Treść polecenia:
Zaktualizuj wszystkie wpisy, zastępując „schematic view” wyrażeniem „diagrammatic view”, a pozostałą treść przepisz bez zmian. Obrazów nie umieszczaj w odpowiedzi.

Dane wejściowe:

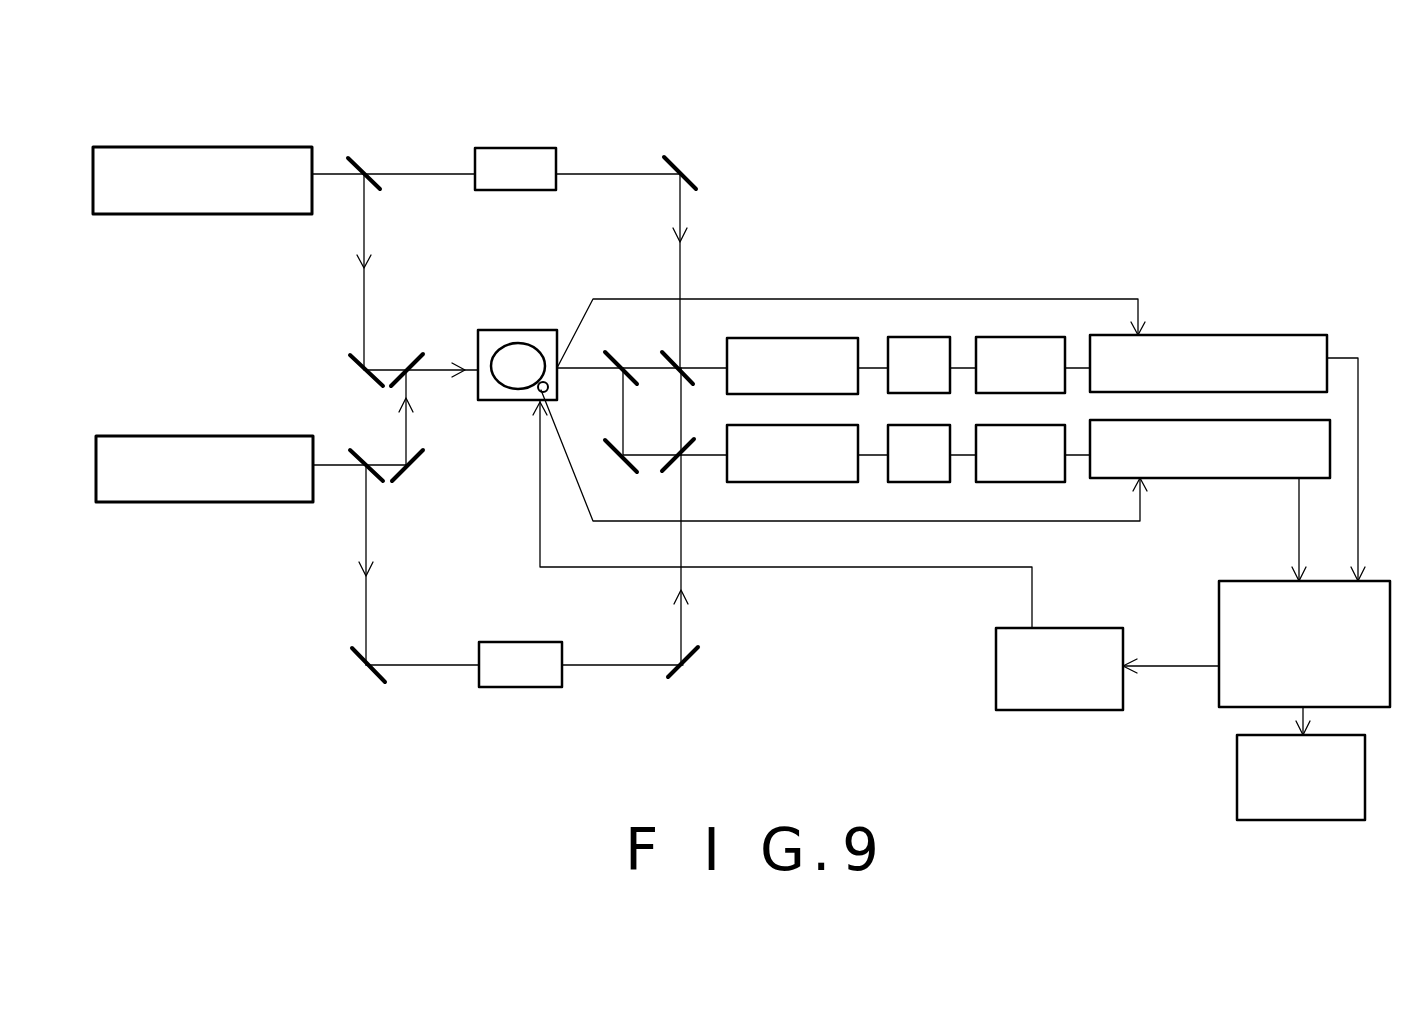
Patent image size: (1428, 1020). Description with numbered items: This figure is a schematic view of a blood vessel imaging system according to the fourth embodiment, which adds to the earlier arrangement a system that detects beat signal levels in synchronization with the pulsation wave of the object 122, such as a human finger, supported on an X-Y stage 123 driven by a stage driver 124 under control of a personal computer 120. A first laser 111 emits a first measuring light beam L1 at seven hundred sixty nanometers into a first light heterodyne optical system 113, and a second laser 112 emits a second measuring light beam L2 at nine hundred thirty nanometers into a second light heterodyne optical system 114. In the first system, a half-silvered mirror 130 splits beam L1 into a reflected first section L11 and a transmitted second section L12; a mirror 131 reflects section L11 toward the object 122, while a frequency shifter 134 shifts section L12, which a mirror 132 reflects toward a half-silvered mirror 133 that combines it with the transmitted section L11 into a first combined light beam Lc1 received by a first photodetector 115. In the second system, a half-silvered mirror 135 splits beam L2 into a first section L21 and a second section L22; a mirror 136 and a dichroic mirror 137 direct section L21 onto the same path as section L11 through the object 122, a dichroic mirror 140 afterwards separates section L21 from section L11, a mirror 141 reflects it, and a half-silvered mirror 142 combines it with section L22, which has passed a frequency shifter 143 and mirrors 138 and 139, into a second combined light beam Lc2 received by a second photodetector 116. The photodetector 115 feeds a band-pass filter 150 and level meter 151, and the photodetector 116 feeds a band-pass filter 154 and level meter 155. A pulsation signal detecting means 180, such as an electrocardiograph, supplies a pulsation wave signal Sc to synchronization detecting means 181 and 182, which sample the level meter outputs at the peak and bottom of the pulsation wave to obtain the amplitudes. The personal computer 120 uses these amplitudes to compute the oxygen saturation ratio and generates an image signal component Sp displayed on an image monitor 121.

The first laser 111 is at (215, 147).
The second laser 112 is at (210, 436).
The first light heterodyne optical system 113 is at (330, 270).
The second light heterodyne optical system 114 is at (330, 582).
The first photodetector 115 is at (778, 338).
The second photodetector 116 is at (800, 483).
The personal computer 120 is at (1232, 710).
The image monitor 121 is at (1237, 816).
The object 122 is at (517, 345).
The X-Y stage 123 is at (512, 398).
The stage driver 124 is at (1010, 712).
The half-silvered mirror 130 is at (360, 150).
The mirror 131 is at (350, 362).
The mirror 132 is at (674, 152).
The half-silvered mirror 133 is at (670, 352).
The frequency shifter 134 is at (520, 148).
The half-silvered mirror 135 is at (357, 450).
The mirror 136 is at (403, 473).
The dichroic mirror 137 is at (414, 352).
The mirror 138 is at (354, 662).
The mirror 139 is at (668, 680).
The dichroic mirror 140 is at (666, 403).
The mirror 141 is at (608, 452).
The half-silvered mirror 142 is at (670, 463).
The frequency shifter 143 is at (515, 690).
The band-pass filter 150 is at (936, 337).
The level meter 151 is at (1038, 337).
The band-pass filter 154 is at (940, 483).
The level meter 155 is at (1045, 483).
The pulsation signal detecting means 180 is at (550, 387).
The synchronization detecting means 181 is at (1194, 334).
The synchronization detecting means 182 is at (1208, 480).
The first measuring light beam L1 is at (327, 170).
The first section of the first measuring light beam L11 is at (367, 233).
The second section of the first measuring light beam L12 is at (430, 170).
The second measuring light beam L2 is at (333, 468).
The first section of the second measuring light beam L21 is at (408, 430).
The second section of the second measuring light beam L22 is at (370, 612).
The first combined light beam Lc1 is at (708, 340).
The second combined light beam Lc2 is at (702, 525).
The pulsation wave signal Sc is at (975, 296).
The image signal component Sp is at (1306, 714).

Rozwiązanie zadania:
Patent image size: (1428, 1020). Description with numbered items: This figure is a diagrammatic view of a blood vessel imaging system according to the fourth embodiment, which adds to the earlier arrangement a system that detects beat signal levels in synchronization with the pulsation wave of the object 122, such as a human finger, supported on an X-Y stage 123 driven by a stage driver 124 under control of a personal computer 120. A first laser 111 emits a first measuring light beam L1 at seven hundred sixty nanometers into a first light heterodyne optical system 113, and a second laser 112 emits a second measuring light beam L2 at nine hundred thirty nanometers into a second light heterodyne optical system 114. In the first system, a half-silvered mirror 130 splits beam L1 into a reflected first section L11 and a transmitted second section L12; a mirror 131 reflects section L11 toward the object 122, while a frequency shifter 134 shifts section L12, which a mirror 132 reflects toward a half-silvered mirror 133 that combines it with the transmitted section L11 into a first combined light beam Lc1 received by a first photodetector 115. In the second system, a half-silvered mirror 135 splits beam L2 into a first section L21 and a second section L22; a mirror 136 and a dichroic mirror 137 direct section L21 onto the same path as section L11 through the object 122, a dichroic mirror 140 afterwards separates section L21 from section L11, a mirror 141 reflects it, and a half-silvered mirror 142 combines it with section L22, which has passed a frequency shifter 143 and mirrors 138 and 139, into a second combined light beam Lc2 received by a second photodetector 116. The photodetector 115 feeds a band-pass filter 150 and level meter 151, and the photodetector 116 feeds a band-pass filter 154 and level meter 155. A pulsation signal detecting means 180, such as an electrocardiograph, supplies a pulsation wave signal Sc to synchronization detecting means 181 and 182, which sample the level meter outputs at the peak and bottom of the pulsation wave to obtain the amplitudes. The personal computer 120 uses these amplitudes to compute the oxygen saturation ratio and generates an image signal component Sp displayed on an image monitor 121.

The first laser 111 is at (215, 147).
The second laser 112 is at (210, 436).
The first light heterodyne optical system 113 is at (330, 270).
The second light heterodyne optical system 114 is at (330, 582).
The first photodetector 115 is at (778, 338).
The second photodetector 116 is at (800, 483).
The personal computer 120 is at (1232, 710).
The image monitor 121 is at (1237, 816).
The object 122 is at (517, 345).
The X-Y stage 123 is at (512, 398).
The stage driver 124 is at (1010, 712).
The half-silvered mirror 130 is at (360, 150).
The mirror 131 is at (350, 362).
The mirror 132 is at (674, 152).
The half-silvered mirror 133 is at (670, 352).
The frequency shifter 134 is at (520, 148).
The half-silvered mirror 135 is at (357, 450).
The mirror 136 is at (403, 473).
The dichroic mirror 137 is at (414, 352).
The mirror 138 is at (354, 662).
The mirror 139 is at (668, 680).
The dichroic mirror 140 is at (666, 403).
The mirror 141 is at (608, 452).
The half-silvered mirror 142 is at (670, 463).
The frequency shifter 143 is at (515, 690).
The band-pass filter 150 is at (936, 337).
The level meter 151 is at (1038, 337).
The band-pass filter 154 is at (940, 483).
The level meter 155 is at (1045, 483).
The pulsation signal detecting means 180 is at (550, 387).
The synchronization detecting means 181 is at (1194, 334).
The synchronization detecting means 182 is at (1208, 480).
The first measuring light beam L1 is at (327, 170).
The first section of the first measuring light beam L11 is at (367, 233).
The second section of the first measuring light beam L12 is at (430, 170).
The second measuring light beam L2 is at (333, 468).
The first section of the second measuring light beam L21 is at (408, 430).
The second section of the second measuring light beam L22 is at (370, 612).
The first combined light beam Lc1 is at (708, 340).
The second combined light beam Lc2 is at (702, 525).
The pulsation wave signal Sc is at (975, 296).
The image signal component Sp is at (1306, 714).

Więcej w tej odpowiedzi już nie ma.